- Exercise goal
Set out each line from the following listing that includes the word "bottle".

- Dataset excerpts
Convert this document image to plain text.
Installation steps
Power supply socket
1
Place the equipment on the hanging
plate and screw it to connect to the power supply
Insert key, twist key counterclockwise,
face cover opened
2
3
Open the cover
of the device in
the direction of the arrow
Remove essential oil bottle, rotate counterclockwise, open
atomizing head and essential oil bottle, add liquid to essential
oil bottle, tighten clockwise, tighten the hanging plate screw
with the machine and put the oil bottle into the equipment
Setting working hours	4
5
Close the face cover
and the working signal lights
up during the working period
--
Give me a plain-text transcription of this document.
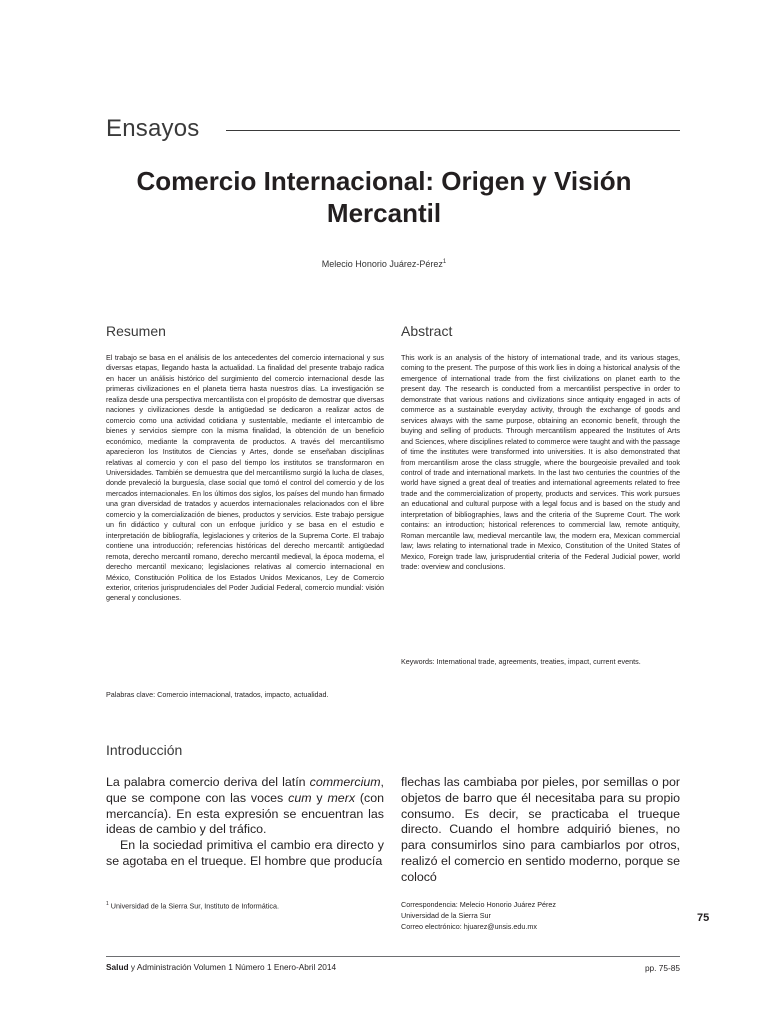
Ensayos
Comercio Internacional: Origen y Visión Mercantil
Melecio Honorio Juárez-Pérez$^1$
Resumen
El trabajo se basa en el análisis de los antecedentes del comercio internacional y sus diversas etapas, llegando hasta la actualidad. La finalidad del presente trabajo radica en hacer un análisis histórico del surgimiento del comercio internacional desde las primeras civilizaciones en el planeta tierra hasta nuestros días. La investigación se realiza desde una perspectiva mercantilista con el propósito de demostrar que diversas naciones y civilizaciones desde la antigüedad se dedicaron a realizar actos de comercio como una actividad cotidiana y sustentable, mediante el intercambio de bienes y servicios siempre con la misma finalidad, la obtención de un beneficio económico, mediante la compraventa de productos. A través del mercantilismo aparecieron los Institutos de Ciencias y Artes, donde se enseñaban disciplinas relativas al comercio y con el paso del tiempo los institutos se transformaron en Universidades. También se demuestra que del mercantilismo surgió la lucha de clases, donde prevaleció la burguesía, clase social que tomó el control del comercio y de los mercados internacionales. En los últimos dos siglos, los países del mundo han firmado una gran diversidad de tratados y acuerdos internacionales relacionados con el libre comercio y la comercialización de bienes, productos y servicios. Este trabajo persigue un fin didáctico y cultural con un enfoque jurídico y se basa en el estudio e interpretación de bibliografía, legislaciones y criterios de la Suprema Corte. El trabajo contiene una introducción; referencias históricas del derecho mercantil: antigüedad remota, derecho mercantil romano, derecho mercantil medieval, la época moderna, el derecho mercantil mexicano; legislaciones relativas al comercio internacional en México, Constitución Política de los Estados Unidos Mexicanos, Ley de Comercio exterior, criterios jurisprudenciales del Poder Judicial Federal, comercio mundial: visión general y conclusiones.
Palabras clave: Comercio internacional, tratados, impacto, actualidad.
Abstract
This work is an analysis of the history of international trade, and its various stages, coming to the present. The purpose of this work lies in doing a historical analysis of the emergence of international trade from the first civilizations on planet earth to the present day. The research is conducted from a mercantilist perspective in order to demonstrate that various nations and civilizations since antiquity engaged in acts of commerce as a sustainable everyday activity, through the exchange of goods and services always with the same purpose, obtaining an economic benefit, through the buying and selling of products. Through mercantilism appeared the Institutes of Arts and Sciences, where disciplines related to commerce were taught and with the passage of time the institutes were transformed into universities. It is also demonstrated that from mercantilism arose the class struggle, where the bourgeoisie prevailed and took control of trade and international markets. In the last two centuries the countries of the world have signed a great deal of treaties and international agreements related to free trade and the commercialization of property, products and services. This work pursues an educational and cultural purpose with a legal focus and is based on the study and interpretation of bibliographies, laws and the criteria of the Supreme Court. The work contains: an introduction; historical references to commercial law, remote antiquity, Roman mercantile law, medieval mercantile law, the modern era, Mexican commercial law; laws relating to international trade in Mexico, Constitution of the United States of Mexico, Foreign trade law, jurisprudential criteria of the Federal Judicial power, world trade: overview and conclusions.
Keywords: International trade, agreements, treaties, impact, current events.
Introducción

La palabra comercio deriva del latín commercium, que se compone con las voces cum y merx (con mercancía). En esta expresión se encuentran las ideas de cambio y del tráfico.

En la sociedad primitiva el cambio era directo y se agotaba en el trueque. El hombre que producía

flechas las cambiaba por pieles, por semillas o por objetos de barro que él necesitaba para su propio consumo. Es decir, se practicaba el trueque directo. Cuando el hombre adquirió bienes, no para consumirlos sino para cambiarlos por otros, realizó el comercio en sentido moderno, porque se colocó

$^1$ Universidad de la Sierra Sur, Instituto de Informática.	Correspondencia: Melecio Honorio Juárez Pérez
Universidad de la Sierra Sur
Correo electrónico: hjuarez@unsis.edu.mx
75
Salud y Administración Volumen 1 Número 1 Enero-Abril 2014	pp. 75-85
==
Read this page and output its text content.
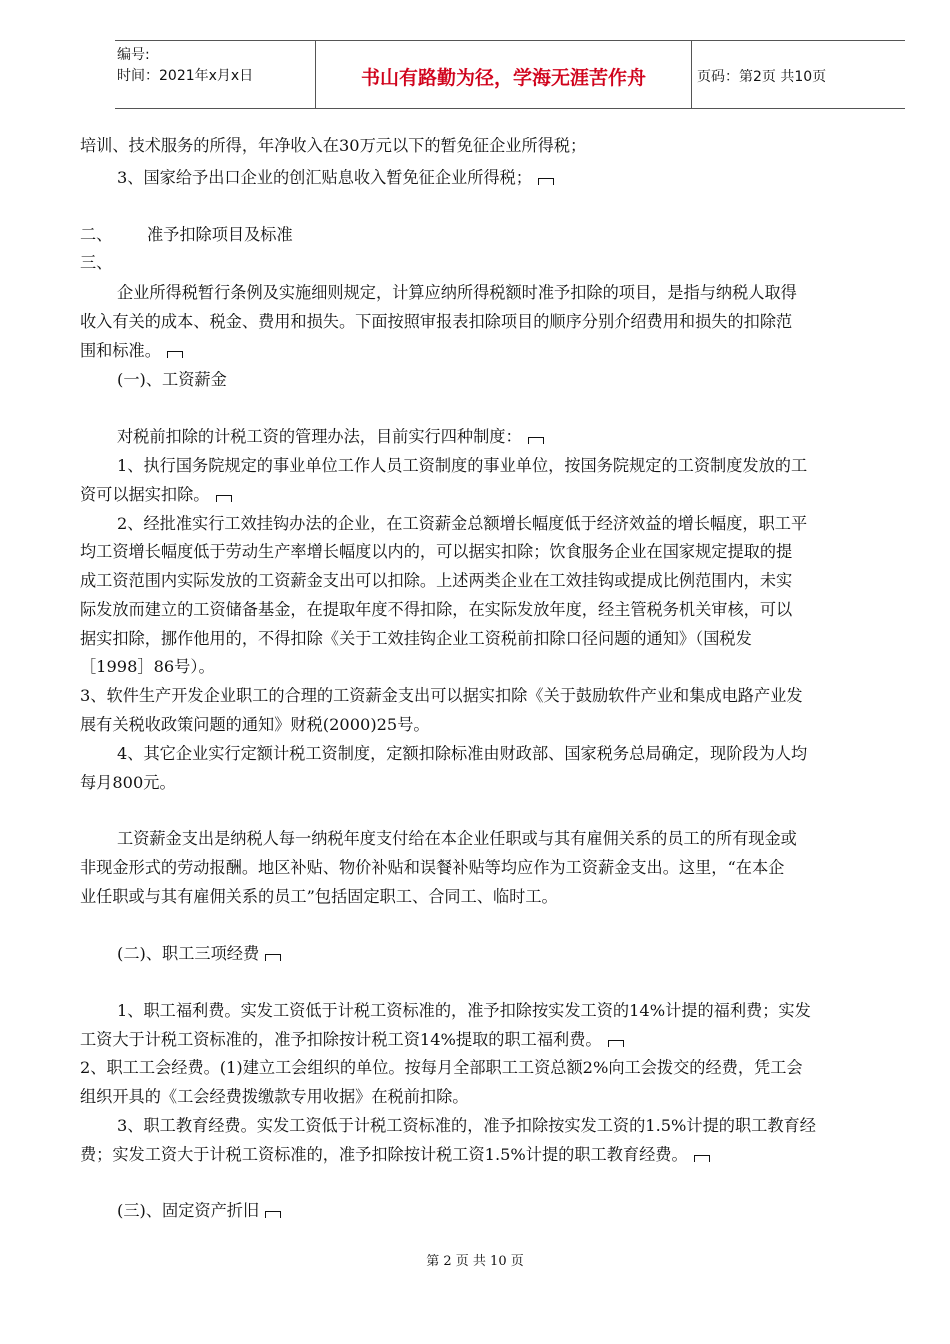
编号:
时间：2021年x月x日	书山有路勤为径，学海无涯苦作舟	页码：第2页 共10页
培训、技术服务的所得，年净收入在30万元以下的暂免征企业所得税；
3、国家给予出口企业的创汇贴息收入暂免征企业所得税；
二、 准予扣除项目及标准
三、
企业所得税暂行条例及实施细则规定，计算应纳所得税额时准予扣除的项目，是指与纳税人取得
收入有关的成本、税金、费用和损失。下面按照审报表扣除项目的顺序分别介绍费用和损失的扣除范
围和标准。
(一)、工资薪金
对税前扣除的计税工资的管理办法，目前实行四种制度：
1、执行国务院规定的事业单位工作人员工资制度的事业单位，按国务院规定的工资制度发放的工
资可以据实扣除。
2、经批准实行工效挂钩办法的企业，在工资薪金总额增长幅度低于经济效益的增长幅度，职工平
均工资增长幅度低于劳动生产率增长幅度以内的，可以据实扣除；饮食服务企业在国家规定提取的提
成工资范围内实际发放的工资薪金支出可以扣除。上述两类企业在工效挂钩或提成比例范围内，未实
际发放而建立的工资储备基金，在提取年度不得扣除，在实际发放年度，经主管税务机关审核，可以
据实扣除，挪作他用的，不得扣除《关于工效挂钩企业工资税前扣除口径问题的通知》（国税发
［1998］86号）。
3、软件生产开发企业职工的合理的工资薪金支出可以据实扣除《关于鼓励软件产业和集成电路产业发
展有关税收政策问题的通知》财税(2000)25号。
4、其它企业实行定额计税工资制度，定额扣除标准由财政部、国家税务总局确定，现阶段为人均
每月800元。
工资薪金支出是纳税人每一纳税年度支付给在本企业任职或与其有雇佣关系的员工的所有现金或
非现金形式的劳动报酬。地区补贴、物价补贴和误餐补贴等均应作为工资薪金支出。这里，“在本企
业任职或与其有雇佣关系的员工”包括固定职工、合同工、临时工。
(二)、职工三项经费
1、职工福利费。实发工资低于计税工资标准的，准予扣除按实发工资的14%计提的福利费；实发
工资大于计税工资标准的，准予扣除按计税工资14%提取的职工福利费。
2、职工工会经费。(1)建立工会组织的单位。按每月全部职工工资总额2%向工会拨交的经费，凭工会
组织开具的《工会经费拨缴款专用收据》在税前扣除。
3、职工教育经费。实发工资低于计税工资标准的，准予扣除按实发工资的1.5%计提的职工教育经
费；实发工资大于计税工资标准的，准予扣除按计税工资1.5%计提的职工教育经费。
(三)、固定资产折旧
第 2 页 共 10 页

- Correct output
Remove essential oil bottle, rotate counterclockwise, open
atomizing head and essential oil bottle, add liquid to essential
oil bottle, tighten clockwise, tighten the hanging plate screw
with the machine and put the oil bottle into the equipment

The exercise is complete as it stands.